» **Short task**: Scan the material below for the string "重庆罐头厂员工劳动合同", and copy every line where it shows up.

» **Dataset rows**:
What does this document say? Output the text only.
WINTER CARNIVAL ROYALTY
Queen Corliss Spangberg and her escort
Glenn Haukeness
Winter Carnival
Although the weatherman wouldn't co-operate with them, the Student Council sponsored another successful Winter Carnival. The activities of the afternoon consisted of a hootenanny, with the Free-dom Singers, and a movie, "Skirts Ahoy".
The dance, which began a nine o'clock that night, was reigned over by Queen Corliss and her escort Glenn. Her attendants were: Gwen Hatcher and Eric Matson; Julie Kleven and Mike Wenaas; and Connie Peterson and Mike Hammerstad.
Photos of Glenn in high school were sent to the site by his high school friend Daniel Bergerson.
==
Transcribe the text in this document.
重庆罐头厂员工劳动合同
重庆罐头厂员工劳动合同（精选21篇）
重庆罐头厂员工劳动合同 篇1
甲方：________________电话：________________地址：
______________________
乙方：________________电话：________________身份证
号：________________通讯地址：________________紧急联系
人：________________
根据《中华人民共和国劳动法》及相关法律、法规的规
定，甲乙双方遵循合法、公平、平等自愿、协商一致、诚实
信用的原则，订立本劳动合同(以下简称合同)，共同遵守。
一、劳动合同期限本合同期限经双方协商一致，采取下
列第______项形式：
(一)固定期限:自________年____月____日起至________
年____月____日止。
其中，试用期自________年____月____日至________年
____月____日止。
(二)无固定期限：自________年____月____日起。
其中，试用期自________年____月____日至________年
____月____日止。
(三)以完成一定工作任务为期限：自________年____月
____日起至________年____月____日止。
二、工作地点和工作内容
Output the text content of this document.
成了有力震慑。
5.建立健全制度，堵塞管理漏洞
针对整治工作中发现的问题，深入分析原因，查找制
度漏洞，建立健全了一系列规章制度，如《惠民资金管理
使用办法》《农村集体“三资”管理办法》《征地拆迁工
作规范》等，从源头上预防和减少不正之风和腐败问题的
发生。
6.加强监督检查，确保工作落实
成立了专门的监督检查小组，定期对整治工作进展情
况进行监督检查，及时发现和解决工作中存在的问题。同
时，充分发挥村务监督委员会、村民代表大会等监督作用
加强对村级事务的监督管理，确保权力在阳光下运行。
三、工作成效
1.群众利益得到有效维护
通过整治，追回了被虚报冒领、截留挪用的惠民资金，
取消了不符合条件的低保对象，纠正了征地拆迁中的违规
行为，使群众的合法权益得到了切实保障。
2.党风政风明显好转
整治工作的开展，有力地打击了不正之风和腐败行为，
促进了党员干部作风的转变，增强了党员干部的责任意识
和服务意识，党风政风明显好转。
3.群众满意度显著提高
---
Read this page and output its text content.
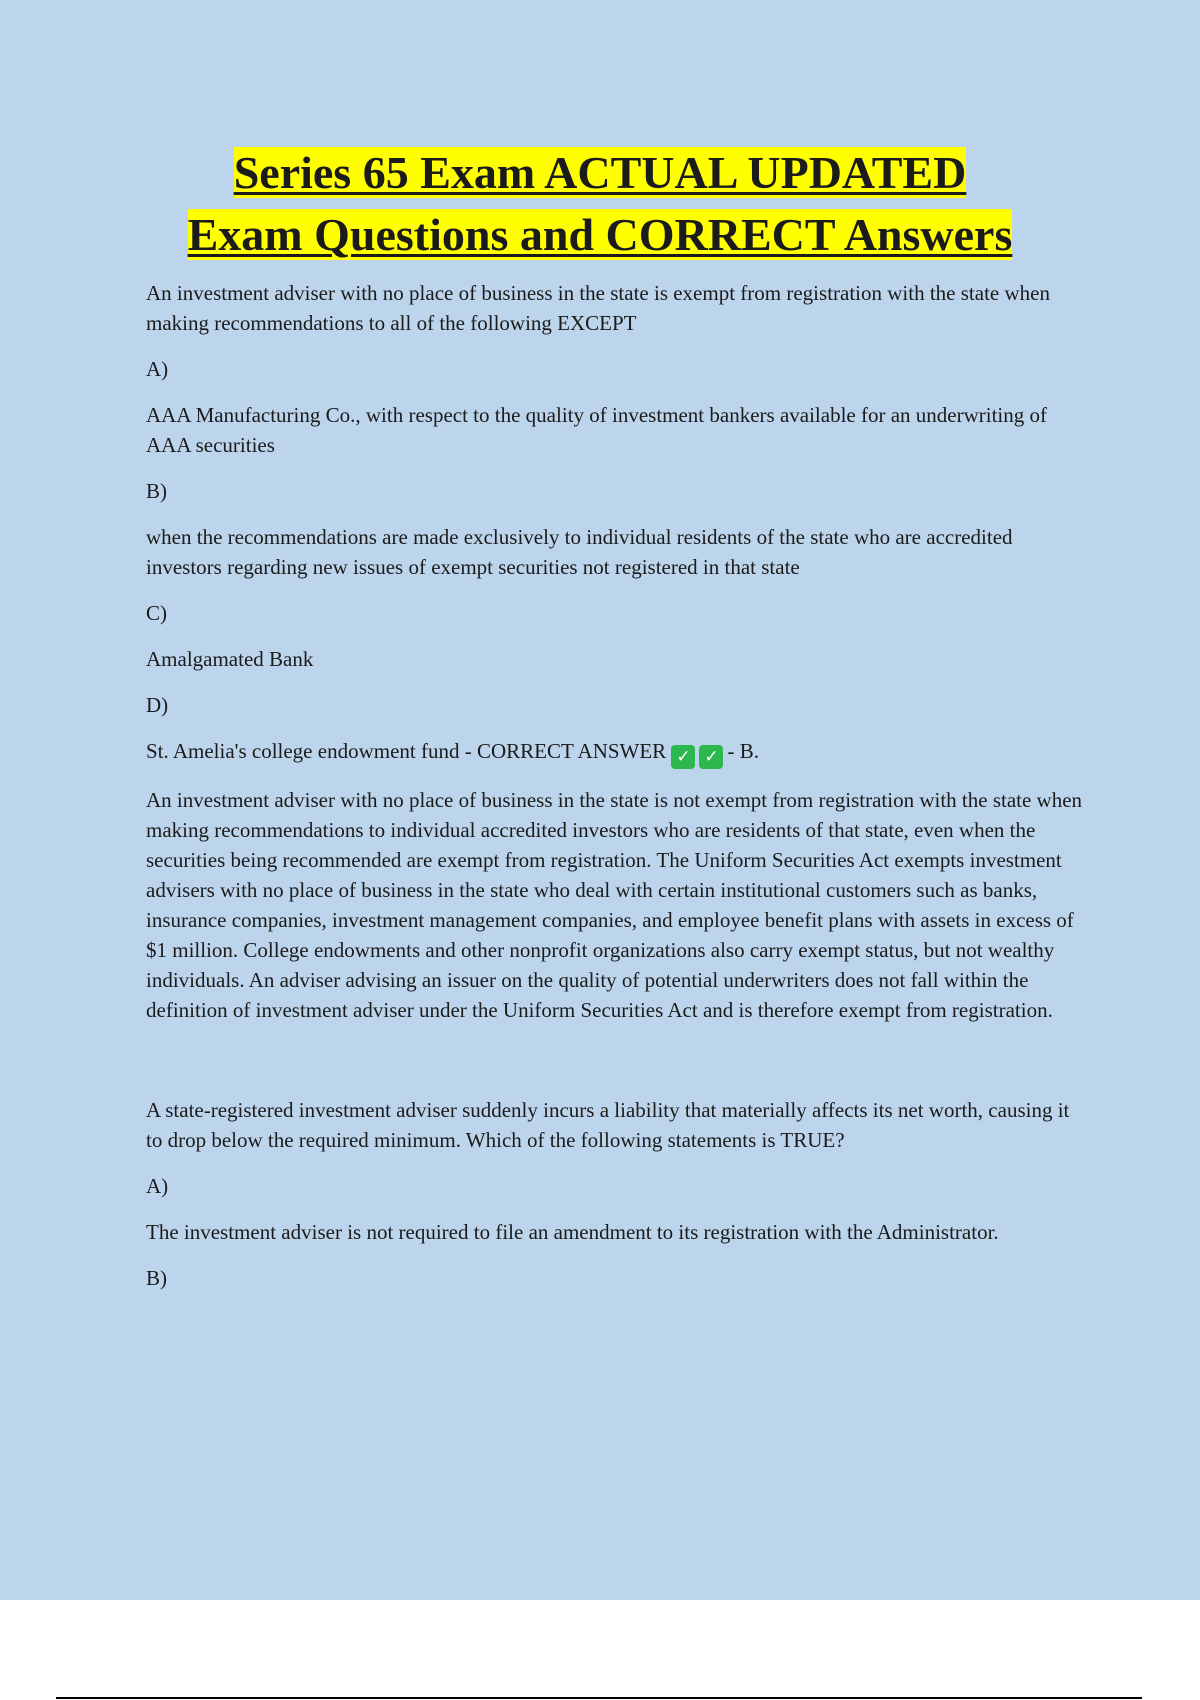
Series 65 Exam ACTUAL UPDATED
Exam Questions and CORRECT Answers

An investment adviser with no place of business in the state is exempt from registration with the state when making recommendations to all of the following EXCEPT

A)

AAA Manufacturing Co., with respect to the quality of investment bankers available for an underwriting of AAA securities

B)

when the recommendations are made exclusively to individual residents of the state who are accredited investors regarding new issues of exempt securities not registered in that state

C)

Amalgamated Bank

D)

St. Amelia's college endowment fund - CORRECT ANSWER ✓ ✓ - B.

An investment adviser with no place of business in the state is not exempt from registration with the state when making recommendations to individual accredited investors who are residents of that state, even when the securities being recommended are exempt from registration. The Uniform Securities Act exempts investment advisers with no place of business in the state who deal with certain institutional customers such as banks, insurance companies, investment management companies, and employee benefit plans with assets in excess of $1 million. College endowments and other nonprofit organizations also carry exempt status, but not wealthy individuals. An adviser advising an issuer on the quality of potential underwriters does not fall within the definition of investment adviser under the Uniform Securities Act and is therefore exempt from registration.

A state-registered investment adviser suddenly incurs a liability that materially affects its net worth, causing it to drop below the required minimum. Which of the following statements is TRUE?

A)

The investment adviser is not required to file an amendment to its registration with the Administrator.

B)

» **Exercise solution**:
重庆罐头厂员工劳动合同
重庆罐头厂员工劳动合同（精选21篇）
重庆罐头厂员工劳动合同 篇1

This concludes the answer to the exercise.